» **Source records**
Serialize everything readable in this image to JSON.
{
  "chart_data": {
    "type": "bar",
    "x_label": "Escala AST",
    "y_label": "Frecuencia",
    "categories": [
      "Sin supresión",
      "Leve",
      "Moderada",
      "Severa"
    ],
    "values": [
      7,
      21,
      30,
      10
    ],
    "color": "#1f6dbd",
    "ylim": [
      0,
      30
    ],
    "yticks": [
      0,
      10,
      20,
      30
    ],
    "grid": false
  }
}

» **Written exercise**
Reproduce the material exactly, with every line intact.

» **Response to the exercise**
Serialize everything readable in this image to JSON.
{
  "chart_data": {
    "type": "bar",
    "x_label": "Escala AST",
    "y_label": "Frecuencia",
    "categories": [
      "Sin supresión",
      "Leve",
      "Moderada",
      "Severa"
    ],
    "values": [
      7,
      21,
      30,
      10
    ],
    "color": "#1f6dbd",
    "ylim": [
      0,
      30
    ],
    "yticks": [
      0,
      10,
      20,
      30
    ],
    "grid": false
  }
}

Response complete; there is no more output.